(WHAT THE EXERCISE ASKS):
The entries below are to be written out again without alteration.

(SOURCE DATA):
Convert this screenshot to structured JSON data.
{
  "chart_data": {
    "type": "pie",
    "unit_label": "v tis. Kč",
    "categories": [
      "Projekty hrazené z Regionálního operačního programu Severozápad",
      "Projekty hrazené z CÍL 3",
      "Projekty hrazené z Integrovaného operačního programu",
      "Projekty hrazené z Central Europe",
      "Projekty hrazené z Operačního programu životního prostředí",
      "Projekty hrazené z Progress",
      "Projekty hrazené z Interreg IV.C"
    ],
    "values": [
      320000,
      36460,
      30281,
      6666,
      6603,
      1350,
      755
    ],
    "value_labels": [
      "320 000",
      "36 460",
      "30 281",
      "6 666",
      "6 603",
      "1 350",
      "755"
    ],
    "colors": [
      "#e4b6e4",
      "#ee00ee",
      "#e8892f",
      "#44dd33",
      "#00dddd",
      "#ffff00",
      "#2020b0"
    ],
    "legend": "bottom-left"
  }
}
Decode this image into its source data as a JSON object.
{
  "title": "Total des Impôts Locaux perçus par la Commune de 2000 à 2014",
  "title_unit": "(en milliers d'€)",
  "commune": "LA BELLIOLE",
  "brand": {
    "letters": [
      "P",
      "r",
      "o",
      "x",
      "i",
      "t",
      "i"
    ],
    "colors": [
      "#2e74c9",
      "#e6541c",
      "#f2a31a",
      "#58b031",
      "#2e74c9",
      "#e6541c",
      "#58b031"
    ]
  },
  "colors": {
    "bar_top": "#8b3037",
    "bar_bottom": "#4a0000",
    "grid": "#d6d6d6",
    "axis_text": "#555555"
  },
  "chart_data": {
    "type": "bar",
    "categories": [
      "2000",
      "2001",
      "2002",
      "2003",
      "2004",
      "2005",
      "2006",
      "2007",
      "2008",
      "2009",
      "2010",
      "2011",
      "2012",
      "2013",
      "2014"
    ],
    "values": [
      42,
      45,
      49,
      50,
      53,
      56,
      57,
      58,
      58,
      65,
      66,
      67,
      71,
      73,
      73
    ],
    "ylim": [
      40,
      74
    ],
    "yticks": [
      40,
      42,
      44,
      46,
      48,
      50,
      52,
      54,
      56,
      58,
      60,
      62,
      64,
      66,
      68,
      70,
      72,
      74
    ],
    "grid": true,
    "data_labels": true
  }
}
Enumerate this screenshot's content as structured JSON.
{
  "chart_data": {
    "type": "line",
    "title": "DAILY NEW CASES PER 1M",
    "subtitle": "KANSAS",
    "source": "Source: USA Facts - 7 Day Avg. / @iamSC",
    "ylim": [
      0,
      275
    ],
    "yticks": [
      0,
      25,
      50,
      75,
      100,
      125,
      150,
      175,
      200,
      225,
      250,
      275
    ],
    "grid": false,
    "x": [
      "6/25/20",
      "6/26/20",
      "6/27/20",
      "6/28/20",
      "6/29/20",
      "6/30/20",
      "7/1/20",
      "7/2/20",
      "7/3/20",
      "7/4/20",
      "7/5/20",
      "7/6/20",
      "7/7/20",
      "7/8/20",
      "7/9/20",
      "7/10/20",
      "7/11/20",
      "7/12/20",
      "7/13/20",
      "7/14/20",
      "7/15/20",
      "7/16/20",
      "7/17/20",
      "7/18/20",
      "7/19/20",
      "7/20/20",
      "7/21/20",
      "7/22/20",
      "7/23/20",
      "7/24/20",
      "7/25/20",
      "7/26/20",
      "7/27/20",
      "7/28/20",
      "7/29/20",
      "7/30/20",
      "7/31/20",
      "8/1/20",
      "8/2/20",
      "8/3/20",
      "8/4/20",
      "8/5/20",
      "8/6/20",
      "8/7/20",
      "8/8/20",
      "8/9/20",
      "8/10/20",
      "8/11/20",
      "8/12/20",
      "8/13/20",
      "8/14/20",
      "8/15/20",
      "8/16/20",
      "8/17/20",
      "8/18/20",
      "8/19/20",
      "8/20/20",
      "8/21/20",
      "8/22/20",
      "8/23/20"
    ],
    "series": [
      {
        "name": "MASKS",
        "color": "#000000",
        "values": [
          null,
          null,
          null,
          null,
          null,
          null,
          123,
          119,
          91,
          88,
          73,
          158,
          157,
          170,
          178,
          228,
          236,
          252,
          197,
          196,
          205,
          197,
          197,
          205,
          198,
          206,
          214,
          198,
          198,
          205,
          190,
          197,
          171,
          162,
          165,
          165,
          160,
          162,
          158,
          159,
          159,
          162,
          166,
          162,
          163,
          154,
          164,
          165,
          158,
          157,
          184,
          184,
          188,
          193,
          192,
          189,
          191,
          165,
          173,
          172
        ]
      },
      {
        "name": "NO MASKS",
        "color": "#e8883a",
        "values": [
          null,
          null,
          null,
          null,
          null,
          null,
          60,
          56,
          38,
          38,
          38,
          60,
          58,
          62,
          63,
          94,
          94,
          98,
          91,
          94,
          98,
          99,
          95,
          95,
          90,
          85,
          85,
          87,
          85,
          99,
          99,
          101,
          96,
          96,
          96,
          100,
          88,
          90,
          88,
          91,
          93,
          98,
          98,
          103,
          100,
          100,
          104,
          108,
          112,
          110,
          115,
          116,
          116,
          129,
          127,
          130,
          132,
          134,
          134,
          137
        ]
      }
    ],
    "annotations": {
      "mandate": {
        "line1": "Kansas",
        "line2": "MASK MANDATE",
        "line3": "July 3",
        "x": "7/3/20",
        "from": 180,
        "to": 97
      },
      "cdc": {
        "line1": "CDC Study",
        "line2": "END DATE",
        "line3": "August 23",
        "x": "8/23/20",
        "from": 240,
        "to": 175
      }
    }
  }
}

(SOLUTION FOR THIS TASK):
Convert this screenshot to structured JSON data.
{
  "chart_data": {
    "type": "pie",
    "unit_label": "v tis. Kč",
    "categories": [
      "Projekty hrazené z Regionálního operačního programu Severozápad",
      "Projekty hrazené z CÍL 3",
      "Projekty hrazené z Integrovaného operačního programu",
      "Projekty hrazené z Central Europe",
      "Projekty hrazené z Operačního programu životního prostředí",
      "Projekty hrazené z Progress",
      "Projekty hrazené z Interreg IV.C"
    ],
    "values": [
      320000,
      36460,
      30281,
      6666,
      6603,
      1350,
      755
    ],
    "value_labels": [
      "320 000",
      "36 460",
      "30 281",
      "6 666",
      "6 603",
      "1 350",
      "755"
    ],
    "colors": [
      "#e4b6e4",
      "#ee00ee",
      "#e8892f",
      "#44dd33",
      "#00dddd",
      "#ffff00",
      "#2020b0"
    ],
    "legend": "bottom-left"
  }
}
Decode this image into its source data as a JSON object.
{
  "title": "Total des Impôts Locaux perçus par la Commune de 2000 à 2014",
  "title_unit": "(en milliers d'€)",
  "commune": "LA BELLIOLE",
  "brand": {
    "letters": [
      "P",
      "r",
      "o",
      "x",
      "i",
      "t",
      "i"
    ],
    "colors": [
      "#2e74c9",
      "#e6541c",
      "#f2a31a",
      "#58b031",
      "#2e74c9",
      "#e6541c",
      "#58b031"
    ]
  },
  "colors": {
    "bar_top": "#8b3037",
    "bar_bottom": "#4a0000",
    "grid": "#d6d6d6",
    "axis_text": "#555555"
  },
  "chart_data": {
    "type": "bar",
    "categories": [
      "2000",
      "2001",
      "2002",
      "2003",
      "2004",
      "2005",
      "2006",
      "2007",
      "2008",
      "2009",
      "2010",
      "2011",
      "2012",
      "2013",
      "2014"
    ],
    "values": [
      42,
      45,
      49,
      50,
      53,
      56,
      57,
      58,
      58,
      65,
      66,
      67,
      71,
      73,
      73
    ],
    "ylim": [
      40,
      74
    ],
    "yticks": [
      40,
      42,
      44,
      46,
      48,
      50,
      52,
      54,
      56,
      58,
      60,
      62,
      64,
      66,
      68,
      70,
      72,
      74
    ],
    "grid": true,
    "data_labels": true
  }
}
Enumerate this screenshot's content as structured JSON.
{
  "chart_data": {
    "type": "line",
    "title": "DAILY NEW CASES PER 1M",
    "subtitle": "KANSAS",
    "source": "Source: USA Facts - 7 Day Avg. / @iamSC",
    "ylim": [
      0,
      275
    ],
    "yticks": [
      0,
      25,
      50,
      75,
      100,
      125,
      150,
      175,
      200,
      225,
      250,
      275
    ],
    "grid": false,
    "x": [
      "6/25/20",
      "6/26/20",
      "6/27/20",
      "6/28/20",
      "6/29/20",
      "6/30/20",
      "7/1/20",
      "7/2/20",
      "7/3/20",
      "7/4/20",
      "7/5/20",
      "7/6/20",
      "7/7/20",
      "7/8/20",
      "7/9/20",
      "7/10/20",
      "7/11/20",
      "7/12/20",
      "7/13/20",
      "7/14/20",
      "7/15/20",
      "7/16/20",
      "7/17/20",
      "7/18/20",
      "7/19/20",
      "7/20/20",
      "7/21/20",
      "7/22/20",
      "7/23/20",
      "7/24/20",
      "7/25/20",
      "7/26/20",
      "7/27/20",
      "7/28/20",
      "7/29/20",
      "7/30/20",
      "7/31/20",
      "8/1/20",
      "8/2/20",
      "8/3/20",
      "8/4/20",
      "8/5/20",
      "8/6/20",
      "8/7/20",
      "8/8/20",
      "8/9/20",
      "8/10/20",
      "8/11/20",
      "8/12/20",
      "8/13/20",
      "8/14/20",
      "8/15/20",
      "8/16/20",
      "8/17/20",
      "8/18/20",
      "8/19/20",
      "8/20/20",
      "8/21/20",
      "8/22/20",
      "8/23/20"
    ],
    "series": [
      {
        "name": "MASKS",
        "color": "#000000",
        "values": [
          null,
          null,
          null,
          null,
          null,
          null,
          123,
          119,
          91,
          88,
          73,
          158,
          157,
          170,
          178,
          228,
          236,
          252,
          197,
          196,
          205,
          197,
          197,
          205,
          198,
          206,
          214,
          198,
          198,
          205,
          190,
          197,
          171,
          162,
          165,
          165,
          160,
          162,
          158,
          159,
          159,
          162,
          166,
          162,
          163,
          154,
          164,
          165,
          158,
          157,
          184,
          184,
          188,
          193,
          192,
          189,
          191,
          165,
          173,
          172
        ]
      },
      {
        "name": "NO MASKS",
        "color": "#e8883a",
        "values": [
          null,
          null,
          null,
          null,
          null,
          null,
          60,
          56,
          38,
          38,
          38,
          60,
          58,
          62,
          63,
          94,
          94,
          98,
          91,
          94,
          98,
          99,
          95,
          95,
          90,
          85,
          85,
          87,
          85,
          99,
          99,
          101,
          96,
          96,
          96,
          100,
          88,
          90,
          88,
          91,
          93,
          98,
          98,
          103,
          100,
          100,
          104,
          108,
          112,
          110,
          115,
          116,
          116,
          129,
          127,
          130,
          132,
          134,
          134,
          137
        ]
      }
    ],
    "annotations": {
      "mandate": {
        "line1": "Kansas",
        "line2": "MASK MANDATE",
        "line3": "July 3",
        "x": "7/3/20",
        "from": 180,
        "to": 97
      },
      "cdc": {
        "line1": "CDC Study",
        "line2": "END DATE",
        "line3": "August 23",
        "x": "8/23/20",
        "from": 240,
        "to": 175
      }
    }
  }
}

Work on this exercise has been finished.